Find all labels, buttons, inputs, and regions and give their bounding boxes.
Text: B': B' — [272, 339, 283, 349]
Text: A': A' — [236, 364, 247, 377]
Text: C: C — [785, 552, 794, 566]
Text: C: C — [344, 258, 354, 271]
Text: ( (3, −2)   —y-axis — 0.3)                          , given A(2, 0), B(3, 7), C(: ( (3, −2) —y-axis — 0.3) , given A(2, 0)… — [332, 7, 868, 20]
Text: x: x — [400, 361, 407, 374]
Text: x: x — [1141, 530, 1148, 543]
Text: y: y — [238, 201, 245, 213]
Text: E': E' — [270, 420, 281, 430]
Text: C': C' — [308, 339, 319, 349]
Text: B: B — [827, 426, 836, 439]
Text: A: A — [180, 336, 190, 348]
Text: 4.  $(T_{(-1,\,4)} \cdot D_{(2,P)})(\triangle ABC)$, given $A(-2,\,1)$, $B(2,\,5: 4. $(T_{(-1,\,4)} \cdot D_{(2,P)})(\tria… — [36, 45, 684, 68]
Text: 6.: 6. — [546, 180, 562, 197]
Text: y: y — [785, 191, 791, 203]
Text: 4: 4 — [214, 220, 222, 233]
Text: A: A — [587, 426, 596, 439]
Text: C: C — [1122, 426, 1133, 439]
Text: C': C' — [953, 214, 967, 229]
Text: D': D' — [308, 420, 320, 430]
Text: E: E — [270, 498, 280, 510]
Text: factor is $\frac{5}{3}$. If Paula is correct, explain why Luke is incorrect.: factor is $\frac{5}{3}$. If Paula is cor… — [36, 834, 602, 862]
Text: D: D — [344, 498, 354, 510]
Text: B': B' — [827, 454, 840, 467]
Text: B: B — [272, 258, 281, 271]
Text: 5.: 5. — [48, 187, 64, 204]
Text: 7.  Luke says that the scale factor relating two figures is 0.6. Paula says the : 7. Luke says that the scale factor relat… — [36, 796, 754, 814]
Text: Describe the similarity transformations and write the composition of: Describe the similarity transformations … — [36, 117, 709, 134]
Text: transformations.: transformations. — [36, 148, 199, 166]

========================================================================

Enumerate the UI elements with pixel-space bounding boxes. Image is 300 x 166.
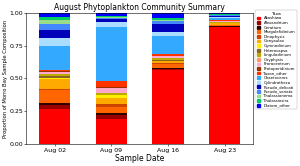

========================================================================

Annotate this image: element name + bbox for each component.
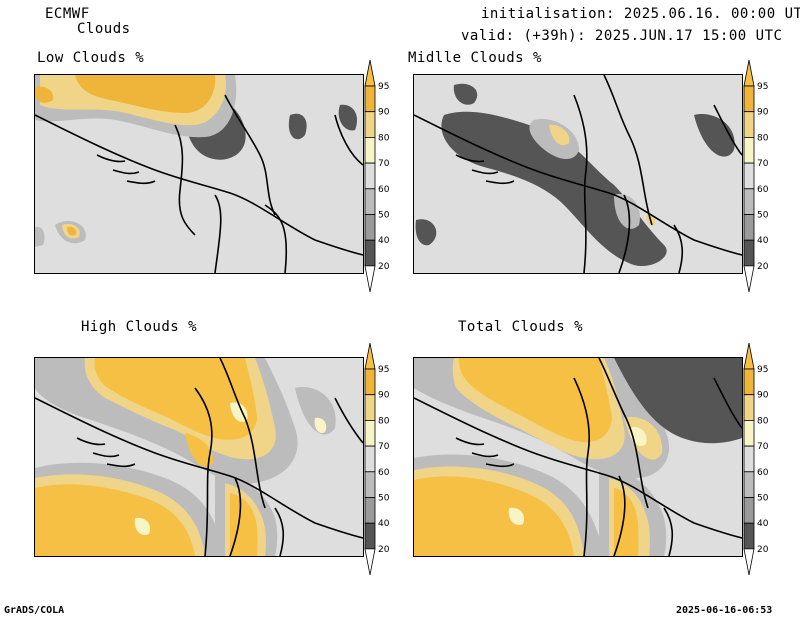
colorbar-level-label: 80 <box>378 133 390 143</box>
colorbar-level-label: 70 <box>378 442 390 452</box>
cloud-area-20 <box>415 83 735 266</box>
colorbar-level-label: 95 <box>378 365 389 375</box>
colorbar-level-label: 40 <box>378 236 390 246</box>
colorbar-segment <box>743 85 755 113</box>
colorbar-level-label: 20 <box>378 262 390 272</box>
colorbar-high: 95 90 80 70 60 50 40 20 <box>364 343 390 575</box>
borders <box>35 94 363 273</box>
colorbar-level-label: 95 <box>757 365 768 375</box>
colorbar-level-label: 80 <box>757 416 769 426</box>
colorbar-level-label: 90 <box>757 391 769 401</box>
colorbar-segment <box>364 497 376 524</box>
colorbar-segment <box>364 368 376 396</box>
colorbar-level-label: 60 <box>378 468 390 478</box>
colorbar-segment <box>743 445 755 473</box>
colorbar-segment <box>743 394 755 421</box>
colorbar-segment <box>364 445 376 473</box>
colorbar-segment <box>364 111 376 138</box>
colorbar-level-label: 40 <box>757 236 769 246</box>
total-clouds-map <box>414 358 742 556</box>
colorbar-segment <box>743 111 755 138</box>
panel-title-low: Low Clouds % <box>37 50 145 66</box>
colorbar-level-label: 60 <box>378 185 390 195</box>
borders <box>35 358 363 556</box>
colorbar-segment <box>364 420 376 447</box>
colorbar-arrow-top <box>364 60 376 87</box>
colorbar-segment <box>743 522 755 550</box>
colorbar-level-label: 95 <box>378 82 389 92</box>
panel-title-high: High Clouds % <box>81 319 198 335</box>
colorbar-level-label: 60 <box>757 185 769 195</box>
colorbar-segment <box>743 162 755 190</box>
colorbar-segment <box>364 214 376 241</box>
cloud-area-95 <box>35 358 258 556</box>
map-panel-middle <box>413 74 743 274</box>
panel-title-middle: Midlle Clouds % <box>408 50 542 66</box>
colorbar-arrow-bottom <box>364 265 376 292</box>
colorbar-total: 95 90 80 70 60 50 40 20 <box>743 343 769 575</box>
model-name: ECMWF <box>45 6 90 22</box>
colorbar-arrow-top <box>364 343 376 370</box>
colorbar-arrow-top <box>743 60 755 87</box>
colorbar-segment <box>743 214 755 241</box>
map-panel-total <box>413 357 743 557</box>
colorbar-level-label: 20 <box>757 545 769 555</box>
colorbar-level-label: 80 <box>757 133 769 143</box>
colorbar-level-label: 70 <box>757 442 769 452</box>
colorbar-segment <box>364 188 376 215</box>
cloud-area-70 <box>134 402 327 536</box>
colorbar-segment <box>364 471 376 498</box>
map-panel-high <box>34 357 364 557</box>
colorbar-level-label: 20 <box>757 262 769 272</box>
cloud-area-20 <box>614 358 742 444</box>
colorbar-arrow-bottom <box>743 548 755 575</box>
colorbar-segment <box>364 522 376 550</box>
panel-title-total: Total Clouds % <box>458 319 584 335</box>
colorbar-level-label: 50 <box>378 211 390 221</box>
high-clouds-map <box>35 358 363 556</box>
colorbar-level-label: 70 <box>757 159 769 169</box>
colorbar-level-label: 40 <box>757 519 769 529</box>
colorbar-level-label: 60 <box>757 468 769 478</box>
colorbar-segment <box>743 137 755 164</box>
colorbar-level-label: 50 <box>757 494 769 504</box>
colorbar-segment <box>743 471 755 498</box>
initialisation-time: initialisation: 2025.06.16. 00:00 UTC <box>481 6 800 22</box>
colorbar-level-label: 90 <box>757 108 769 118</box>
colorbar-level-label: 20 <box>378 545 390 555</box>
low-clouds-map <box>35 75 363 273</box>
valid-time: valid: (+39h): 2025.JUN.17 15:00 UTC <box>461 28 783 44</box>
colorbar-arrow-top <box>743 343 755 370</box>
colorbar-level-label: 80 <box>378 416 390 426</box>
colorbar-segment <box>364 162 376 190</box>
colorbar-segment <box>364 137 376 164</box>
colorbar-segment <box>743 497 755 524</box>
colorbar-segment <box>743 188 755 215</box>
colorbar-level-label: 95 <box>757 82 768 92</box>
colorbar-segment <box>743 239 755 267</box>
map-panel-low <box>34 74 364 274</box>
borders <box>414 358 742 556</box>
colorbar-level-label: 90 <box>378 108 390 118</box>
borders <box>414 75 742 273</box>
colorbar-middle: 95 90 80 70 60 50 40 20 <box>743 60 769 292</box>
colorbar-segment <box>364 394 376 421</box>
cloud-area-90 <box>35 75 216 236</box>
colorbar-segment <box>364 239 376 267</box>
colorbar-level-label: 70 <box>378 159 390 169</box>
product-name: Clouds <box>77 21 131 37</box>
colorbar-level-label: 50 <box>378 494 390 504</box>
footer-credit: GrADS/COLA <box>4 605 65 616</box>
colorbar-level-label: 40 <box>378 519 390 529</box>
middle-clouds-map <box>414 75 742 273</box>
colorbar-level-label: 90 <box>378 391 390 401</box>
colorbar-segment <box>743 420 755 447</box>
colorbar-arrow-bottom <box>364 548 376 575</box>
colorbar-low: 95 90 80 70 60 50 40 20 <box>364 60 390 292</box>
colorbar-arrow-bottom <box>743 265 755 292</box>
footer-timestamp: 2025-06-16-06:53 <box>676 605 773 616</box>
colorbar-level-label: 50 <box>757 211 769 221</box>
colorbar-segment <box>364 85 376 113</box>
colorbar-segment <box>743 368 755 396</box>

========================================================================

(Set problem)
Please write out, word for word, every line from the one containing "Annotate this image: element" through the one containing "colorbar-segment <box>364 445 376 473</box>", both ends included, and leave the pictures out.

(Written response)
Annotate this image: element name + bbox for each component.
colorbar-level-label: 80 <box>378 133 390 143</box>
colorbar-level-label: 70 <box>378 442 390 452</box>
cloud-area-20 <box>415 83 735 266</box>
colorbar-level-label: 95 <box>378 365 389 375</box>
colorbar-level-label: 40 <box>378 236 390 246</box>
colorbar-segment <box>743 85 755 113</box>
colorbar-level-label: 20 <box>378 262 390 272</box>
colorbar-high: 95 90 80 70 60 50 40 20 <box>364 343 390 575</box>
borders <box>35 94 363 273</box>
colorbar-level-label: 95 <box>757 365 768 375</box>
colorbar-level-label: 80 <box>757 416 769 426</box>
colorbar-level-label: 90 <box>757 391 769 401</box>
colorbar-segment <box>364 497 376 524</box>
colorbar-segment <box>364 368 376 396</box>
colorbar-level-label: 60 <box>378 468 390 478</box>
colorbar-segment <box>743 445 755 473</box>
colorbar-segment <box>743 394 755 421</box>
colorbar-segment <box>364 445 376 473</box>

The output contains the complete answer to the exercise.